■ Given data ■

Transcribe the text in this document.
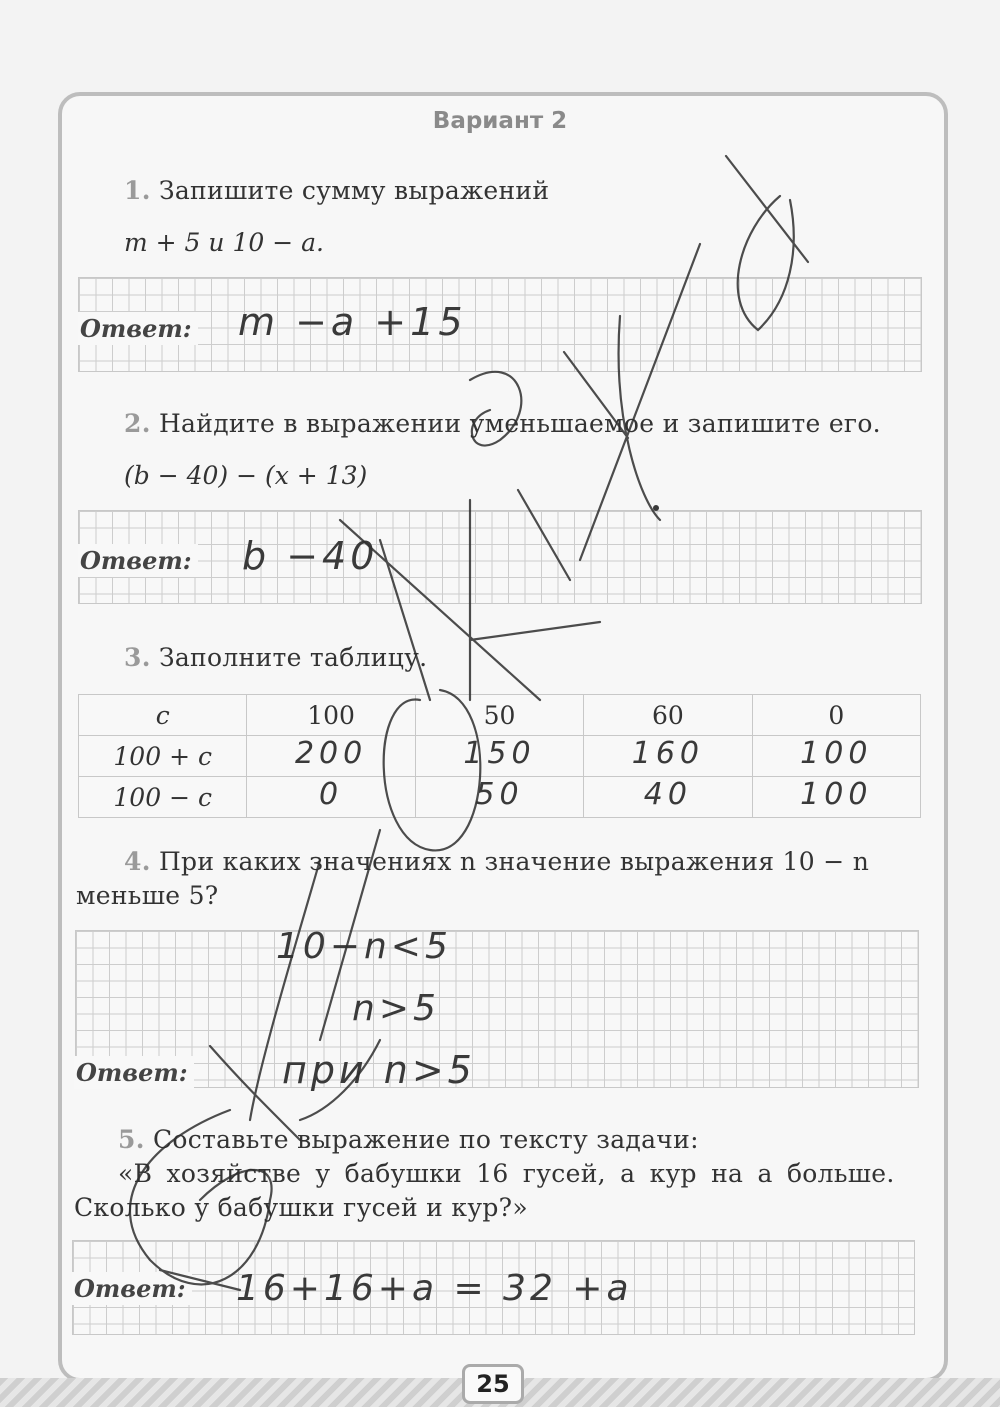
Вариант 2
1. Запишите сумму выражений
m + 5 и 10 − a.
Ответ: m −a +15
2. Найдите в выражении уменьшаемое и запишите его.
(b − 40) − (x + 13)
Ответ: b −40
3. Заполните таблицу.
c	100	50	60	0
100 + c	200	150	160	100

100 − c	0	50	40	100
4. При каких значениях n значение выражения 10 − n
меньше 5?
10−n<5
n>5
Ответ: при n>5
5. Составьте выражение по тексту задачи:
«В хозяйстве у бабушки 16 гусей, а кур на a больше.
Сколько у бабушки гусей и кур?»
Ответ: 16+16+a = 32 +a
25
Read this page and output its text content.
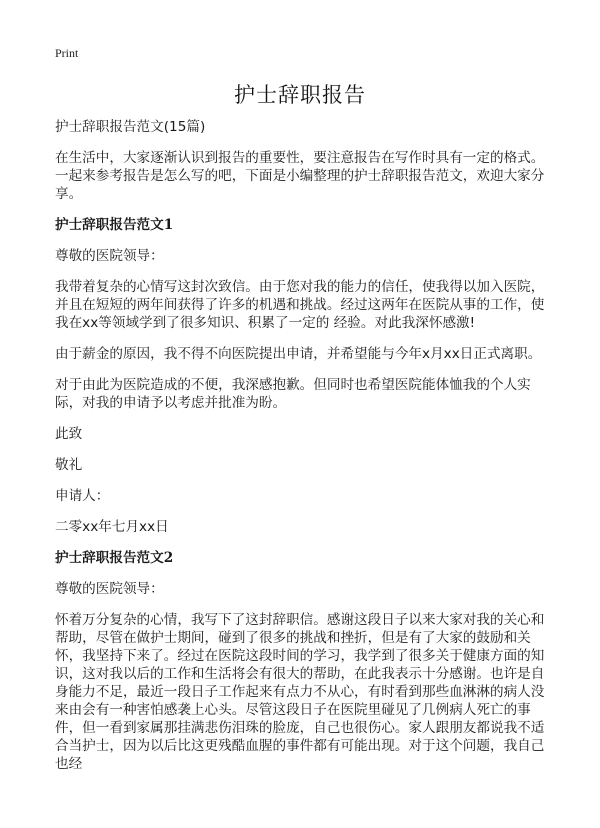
Print
护士辞职报告

护士辞职报告范文(15篇)

在生活中，大家逐渐认识到报告的重要性，要注意报告在写作时具有一定的格式。一起来参考报告是怎么写的吧，下面是小编整理的护士辞职报告范文，欢迎大家分享。

护士辞职报告范文1

尊敬的医院领导：

我带着复杂的心情写这封次致信。由于您对我的能力的信任，使我得以加入医院，并且在短短的两年间获得了许多的机遇和挑战。经过这两年在医院从事的工作，使我在xx等领域学到了很多知识、积累了一定的 经验。对此我深怀感激!

由于薪金的原因，我不得不向医院提出申请，并希望能与今年x月xx日正式离职。

对于由此为医院造成的不便，我深感抱歉。但同时也希望医院能体恤我的个人实际，对我的申请予以考虑并批准为盼。

此致

敬礼

申请人：

二零xx年七月xx日

护士辞职报告范文2

尊敬的医院领导：

怀着万分复杂的心情，我写下了这封辞职信。感谢这段日子以来大家对我的关心和帮助，尽管在做护士期间，碰到了很多的挑战和挫折，但是有了大家的鼓励和关怀，我坚持下来了。经过在医院这段时间的学习，我学到了很多关于健康方面的知识，这对我以后的工作和生活将会有很大的帮助，在此我表示十分感谢。也许是自身能力不足，最近一段日子工作起来有点力不从心，有时看到那些血淋淋的病人没来由会有一种害怕感袭上心头。尽管这段日子在医院里碰见了几例病人死亡的事件，但一看到家属那挂满悲伤泪珠的脸庞，自己也很伤心。家人跟朋友都说我不适合当护士，因为以后比这更残酷血腥的事件都有可能出现。对于这个问题，我自己也经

■ Problem requirements ■
Reproduce the listing above exactly, excluding all pictures.

■ Expected output ■
Transcribe the text in this document.
Вариант 2
1. Запишите сумму выражений
m + 5 и 10 − a.
Ответ: m −a +15
2. Найдите в выражении уменьшаемое и запишите его.
(b − 40) − (x + 13)
Ответ: b −40
3. Заполните таблицу.
c	100	50	60	0
100 + c	200	150	160	100

100 − c	0	50	40	100
4. При каких значениях n значение выражения 10 − n
меньше 5?
10−n<5
n>5
Ответ: при n>5
5. Составьте выражение по тексту задачи:
«В хозяйстве у бабушки 16 гусей, а кур на a больше.
Сколько у бабушки гусей и кур?»
Ответ: 16+16+a = 32 +a
25
Read this page and output its text content.
Print
护士辞职报告

护士辞职报告范文(15篇)

在生活中，大家逐渐认识到报告的重要性，要注意报告在写作时具有一定的格式。一起来参考报告是怎么写的吧，下面是小编整理的护士辞职报告范文，欢迎大家分享。

护士辞职报告范文1

尊敬的医院领导：

我带着复杂的心情写这封次致信。由于您对我的能力的信任，使我得以加入医院，并且在短短的两年间获得了许多的机遇和挑战。经过这两年在医院从事的工作，使我在xx等领域学到了很多知识、积累了一定的 经验。对此我深怀感激!

由于薪金的原因，我不得不向医院提出申请，并希望能与今年x月xx日正式离职。

对于由此为医院造成的不便，我深感抱歉。但同时也希望医院能体恤我的个人实际，对我的申请予以考虑并批准为盼。

此致

敬礼

申请人：

二零xx年七月xx日

护士辞职报告范文2

尊敬的医院领导：

怀着万分复杂的心情，我写下了这封辞职信。感谢这段日子以来大家对我的关心和帮助，尽管在做护士期间，碰到了很多的挑战和挫折，但是有了大家的鼓励和关怀，我坚持下来了。经过在医院这段时间的学习，我学到了很多关于健康方面的知识，这对我以后的工作和生活将会有很大的帮助，在此我表示十分感谢。也许是自身能力不足，最近一段日子工作起来有点力不从心，有时看到那些血淋淋的病人没来由会有一种害怕感袭上心头。尽管这段日子在医院里碰见了几例病人死亡的事件，但一看到家属那挂满悲伤泪珠的脸庞，自己也很伤心。家人跟朋友都说我不适合当护士，因为以后比这更残酷血腥的事件都有可能出现。对于这个问题，我自己也经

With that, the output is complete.